» Fragment źródłowy
******************************
Trwa ładowanie...
Zaloguj
Notowania
Przejdź na
Mateusz Ratajczak
Mateusz Ratajczak
|

Prawo i Sprawiedliwość poczeka z realizacją obietnic. Bo to im się najbardziej opłaca

0
Podziel się:

Prawo i Sprawiedliwość stworzyło polityczne perpetuum mobile? Na to wygląda. Propozycje gospodarcze PiS można najwcześniej w pełni zrealizować dopiero przed kolejnymi wyborami samorządowymi w 2018 roku.

Prawo i Sprawiedliwość poczeka z realizacją obietnic. Bo to im się najbardziej opłaca
(Stefan Maszewski/REPORTER)

Po wypowiedziach przyszłego ministra finansów widać, że zanim Prawo i Sprawiedliwość zrealizuje sztandarowe propozycje, najpierw sięgnie po pieniądze banków i hipermarketów. Realia gospodarcze i polityczne mogą jednak sprawić, że będzie to za... trzy lata, czyli przed kolejnymi wyborami - analizuje Mateusz Ratajczak, dziennikarz money.pl.

Skąd pewność, że PiS nie rzuci się od pierwszego dnia pracy na spełnianie wyborczych obietnic? Sugeruje to już wybór Pawła Szałamachy na ministra finansów. Z pobieżnej analizy wypowiedzi przyszłego szefa resortu finansów wynika, że nie dopuści do nadmiernego zadłużania się państwa. A rozdawanie pieniędzy obywatelom zacznie od zebrania kasy w budżecie. Warto przypomnieć, że swoją przygodę z polityką Szałamacha zaczynał u boku Janusza Korwina-Mikkego w Unii Polityki Realnej. Chociaż ze skrajnie liberalnych poglądów niewiele zostało, to z pewnością Szałamacha wciąż nie wierzy w "elastyczny budżet". Tematyka odpowiedniego budżetowania była również jednym z głównych tematów studiów na Harvardzie, na które Szałamacha wyjechał w ubiegłym roku.

- Z dotychczasowych zapowiedzi pana Szałamachy można wyciągnąć wniosek, że nie jest on zwolennikiem nieograniczonego zwiększania deficytu. A to byłoby konieczne, by szybko spełniać wszystkie obietnice wyborcze. Widać, że zdaje sobie sprawę, jak niedaleko mamy do powrotu do procedury nadmiernego deficytu, co nie jest dla gospodarki dobrą sprawą - mówi money.pl dr hab. Stanisław Gomułka, były wiceminister finansów.

Szybkim zmianom nie sprzyja też kalendarz. Początek formowania rządu, koniec roku - to nie jest dobry moment na rewolucyjne zmiany. Zresztą politolodzy nie mają wątpliwości, że czasami warto poczekać z realizacją obietnic. - Dawkowanie reform jest jedną z koncepcji zarządzania ryzykiem politycznym i w moim przekonaniu to słuszna droga. Bardzo często mówi się, że te najbardziej bolesne reformy warto wprowadzać mniej więcej w połowie kadencji. Cześć wyborców zawsze daje rządzącym pewien czas na realizację postulatów, a druga część już z marszu czuje się rozczarowana - to normalna sprawa. Istotą rządzenia jest odpowiednie "podrzucanie" reform i jednym, i drugim - tłumaczy dr hab. Ewa Marciniak z Instytutu Nauk Politycznych Uniwersytetu Warszawskiego.
******************************
[Wpisy o granicach elementów]
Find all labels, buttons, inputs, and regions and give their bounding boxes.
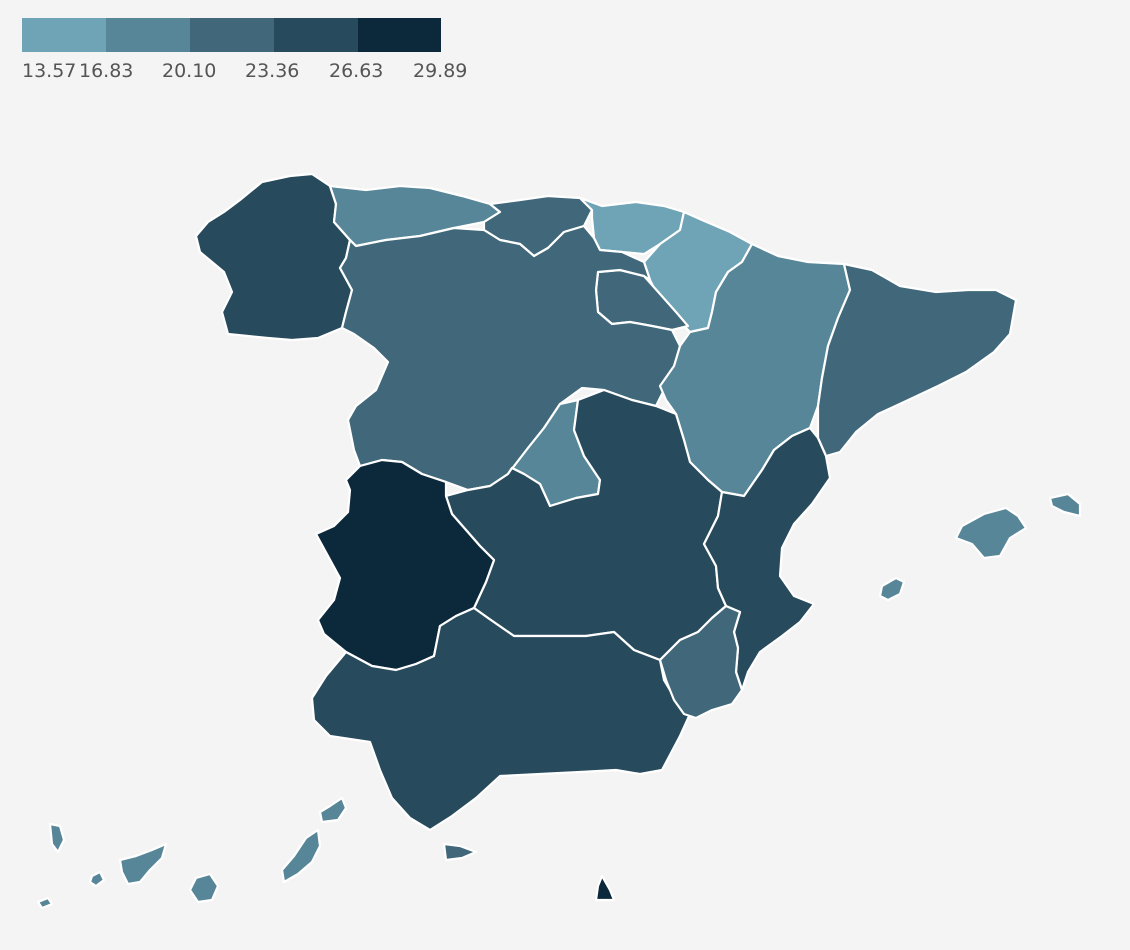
legend-swatch-2 bbox=[106, 18, 190, 52]
region-canarias-la-palma[interactable] bbox=[48, 822, 66, 854]
region-galicia[interactable] bbox=[194, 172, 354, 342]
region-baleares-mallorca[interactable] bbox=[954, 506, 1028, 560]
region-baleares-ibiza[interactable] bbox=[878, 576, 906, 602]
legend-swatch-3 bbox=[190, 18, 274, 52]
legend-tick-4: 23.36 bbox=[245, 60, 300, 82]
region-canarias-la-gomera[interactable] bbox=[88, 870, 106, 888]
color-legend: 13.57 16.83 20.10 23.36 26.63 29.89 bbox=[22, 18, 467, 88]
legend-tick-5: 26.63 bbox=[329, 60, 384, 82]
region-comunidad-valenciana[interactable] bbox=[702, 426, 832, 692]
region-melilla[interactable] bbox=[594, 874, 616, 902]
region-baleares-menorca[interactable] bbox=[1048, 492, 1082, 518]
region-canarias-lanzarote[interactable] bbox=[318, 796, 348, 824]
legend-tick-1: 13.57 bbox=[22, 60, 77, 82]
region-ceuta[interactable] bbox=[442, 842, 478, 862]
legend-tick-3: 20.10 bbox=[162, 60, 217, 82]
region-canarias-fuerteventura[interactable] bbox=[280, 828, 322, 884]
legend-tick-2: 16.83 bbox=[79, 60, 134, 82]
legend-tick-6: 29.89 bbox=[413, 60, 468, 82]
region-canarias-gran-canaria[interactable] bbox=[188, 872, 220, 904]
legend-swatch-4 bbox=[274, 18, 358, 52]
region-cataluna[interactable] bbox=[816, 262, 1018, 458]
region-murcia[interactable] bbox=[658, 604, 744, 720]
region-asturias[interactable] bbox=[328, 184, 502, 248]
region-andalucia[interactable] bbox=[310, 606, 692, 832]
region-canarias-tenerife[interactable] bbox=[118, 842, 168, 886]
legend-swatch-5 bbox=[358, 18, 441, 52]
region-pais-vasco[interactable] bbox=[578, 196, 686, 256]
legend-swatch-1 bbox=[22, 18, 106, 52]
region-canarias-el-hierro[interactable] bbox=[36, 896, 54, 910]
******************************
» Wymagania zadania
Przepisz z artykułu o obietnicach PiS wszystko od "Prawo i Sprawiedliwość stworzyło" aż do "(Stefan Maszewski/REPORTER)", zamieniając "wyborami samorządowymi" na "wyborami parlamentarnymi".

» Rozwiązanie zadania
Prawo i Sprawiedliwość stworzyło polityczne perpetuum mobile? Na to wygląda. Propozycje gospodarcze PiS można najwcześniej w pełni zrealizować dopiero przed kolejnymi wyborami parlamentarnymi w 2018 roku.

Prawo i Sprawiedliwość poczeka z realizacją obietnic. Bo to im się najbardziej opłaca
(Stefan Maszewski/REPORTER)